◆ What to work on
Search the entries for the word "подпунктом" and pull out each line that has it.

(Collection entries)
****************************************

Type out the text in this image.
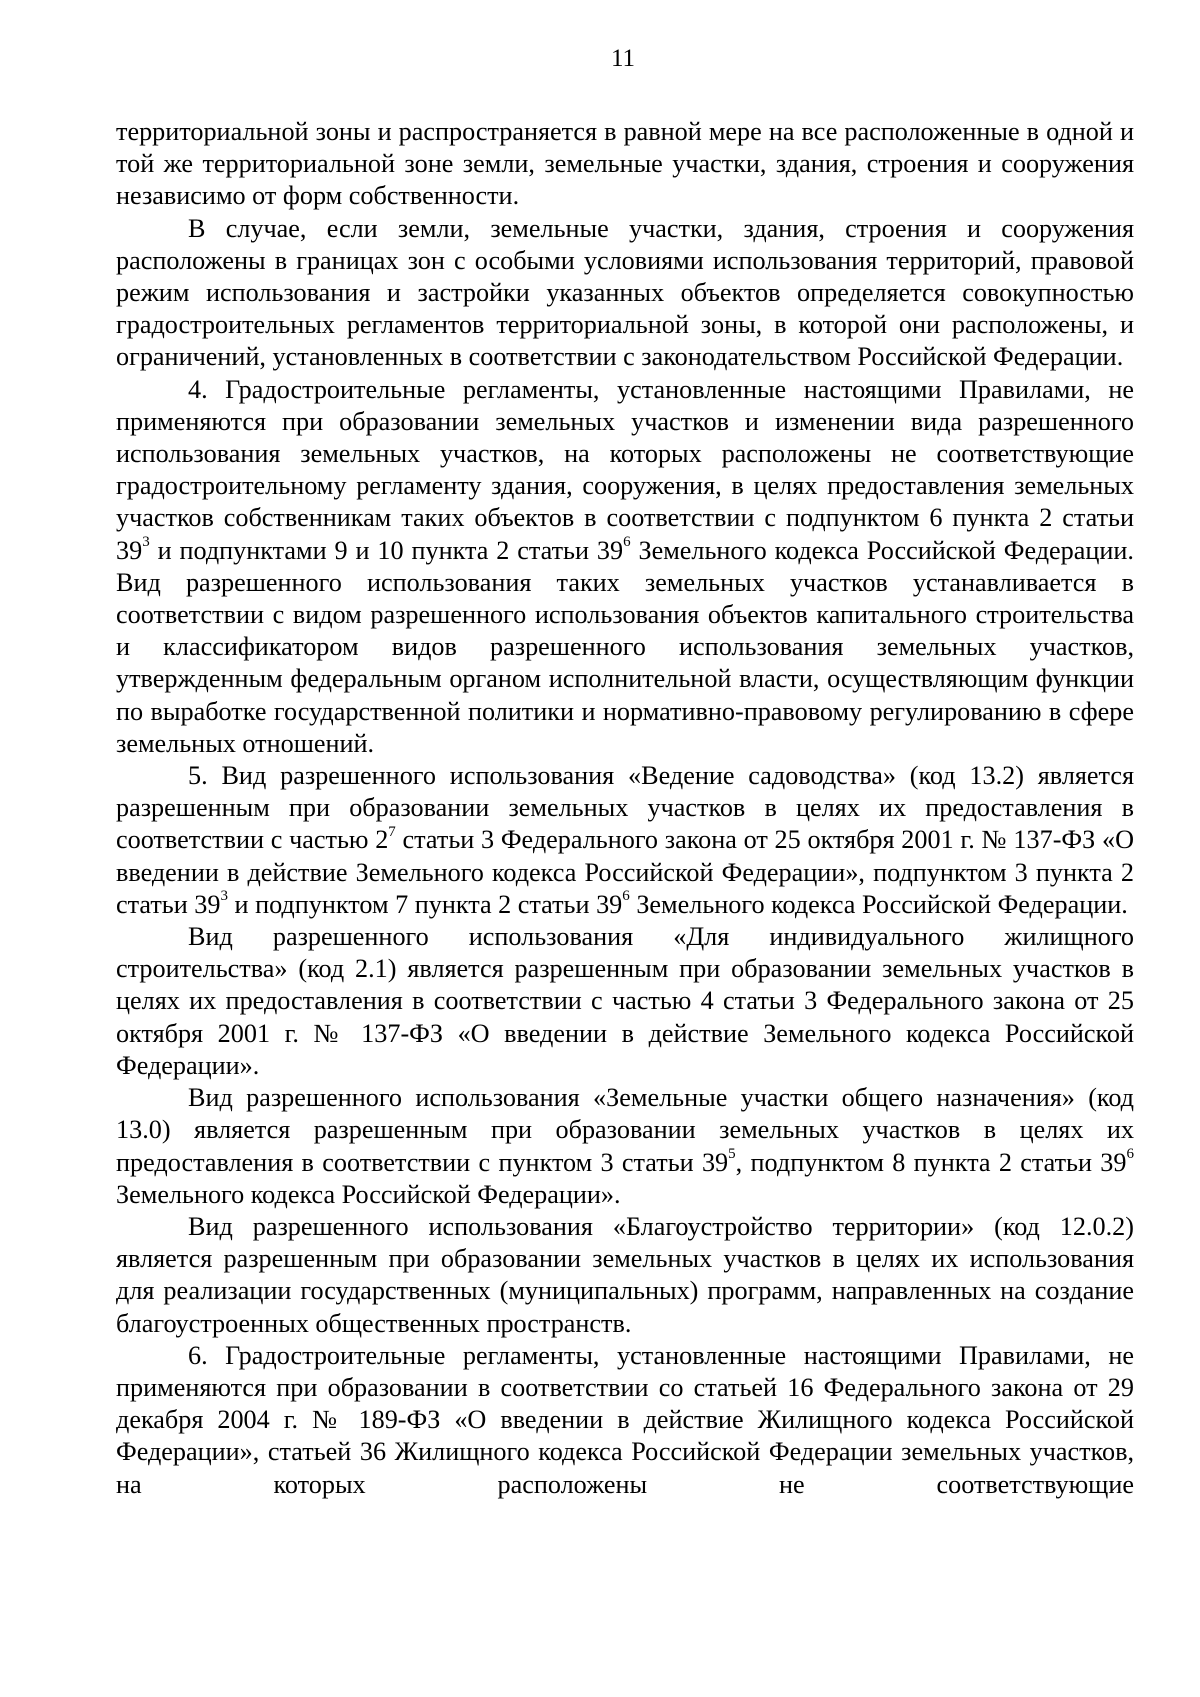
11

территориальной зоны и распространяется в равной мере на все расположенные в одной и той же территориальной зоне земли, земельные участки, здания, строения и сооружения независимо от форм собственности.

В случае, если земли, земельные участки, здания, строения и сооружения расположены в границах зон с особыми условиями использования территорий, правовой режим использования и застройки указанных объектов определяется совокупностью градостроительных регламентов территориальной зоны, в которой они расположены, и ограничений, установленных в соответствии с законодательством Российской Федерации.

4. Градостроительные регламенты, установленные настоящими Правилами, не применяются при образовании земельных участков и изменении вида разрешенного использования земельных участков, на которых расположены не соответствующие градостроительному регламенту здания, сооружения, в целях предоставления земельных участков собственникам таких объектов в соответствии с подпунктом 6 пункта 2 статьи $39^3$ и подпунктами 9 и 10 пункта 2 статьи $39^6$ Земельного кодекса Российской Федерации. Вид разрешенного использования таких земельных участков устанавливается в соответствии с видом разрешенного использования объектов капитального строительства и классификатором видов разрешенного использования земельных участков, утвержденным федеральным органом исполнительной власти, осуществляющим функции по выработке государственной политики и нормативно-правовому регулированию в сфере земельных отношений.

5. Вид разрешенного использования «Ведение садоводства» (код 13.2) является разрешенным при образовании земельных участков в целях их предоставления в соответствии с частью $2^7$ статьи 3 Федерального закона от 25 октября 2001 г. № 137-ФЗ «О введении в действие Земельного кодекса Российской Федерации», подпунктом 3 пункта 2 статьи $39^3$ и подпунктом 7 пункта 2 статьи $39^6$ Земельного кодекса Российской Федерации.

Вид разрешенного использования «Для индивидуального жилищного строительства» (код 2.1) является разрешенным при образовании земельных участков в целях их предоставления в соответствии с частью 4 статьи 3 Федерального закона от 25 октября 2001 г. № 137-ФЗ «О введении в действие Земельного кодекса Российской Федерации».

Вид разрешенного использования «Земельные участки общего назначения» (код 13.0) является разрешенным при образовании земельных участков в целях их предоставления в соответствии с пунктом 3 статьи $39^5$, подпунктом 8 пункта 2 статьи $39^6$ Земельного кодекса Российской Федерации».

Вид разрешенного использования «Благоустройство территории» (код 12.0.2) является разрешенным при образовании земельных участков в целях их использования для реализации государственных (муниципальных) программ, направленных на создание благоустроенных общественных пространств.

6. Градостроительные регламенты, установленные настоящими Правилами, не применяются при образовании в соответствии со статьей 16 Федерального закона от 29 декабря 2004 г. № 189-ФЗ «О введении в действие Жилищного кодекса Российской Федерации», статьей 36 Жилищного кодекса Российской Федерации земельных участков, на которых расположены не соответствующие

****************************************

◆ Problem solution
4. Градостроительные регламенты, установленные настоящими Правилами, не применяются при образовании земельных участков и изменении вида разрешенного использования земельных участков, на которых расположены не соответствующие градостроительному регламенту здания, сооружения, в целях предоставления земельных участков собственникам таких объектов в соответствии с подпунктом 6 пункта 2 статьи $39^3$ и подпунктами 9 и 10 пункта 2 статьи $39^6$ Земельного кодекса Российской Федерации. Вид разрешенного использования таких земельных участков устанавливается в соответствии с видом разрешенного использования объектов капитального строительства и классификатором видов разрешенного использования земельных участков, утвержденным федеральным органом исполнительной власти, осуществляющим функции по выработке государственной политики и нормативно-правовому регулированию в сфере земельных отношений.
5. Вид разрешенного использования «Ведение садоводства» (код 13.2) является разрешенным при образовании земельных участков в целях их предоставления в соответствии с частью $2^7$ статьи 3 Федерального закона от 25 октября 2001 г. № 137-ФЗ «О введении в действие Земельного кодекса Российской Федерации», подпунктом 3 пункта 2 статьи $39^3$ и подпунктом 7 пункта 2 статьи $39^6$ Земельного кодекса Российской Федерации.
Вид разрешенного использования «Земельные участки общего назначения» (код 13.0) является разрешенным при образовании земельных участков в целях их предоставления в соответствии с пунктом 3 статьи $39^5$, подпунктом 8 пункта 2 статьи $39^6$ Земельного кодекса Российской Федерации».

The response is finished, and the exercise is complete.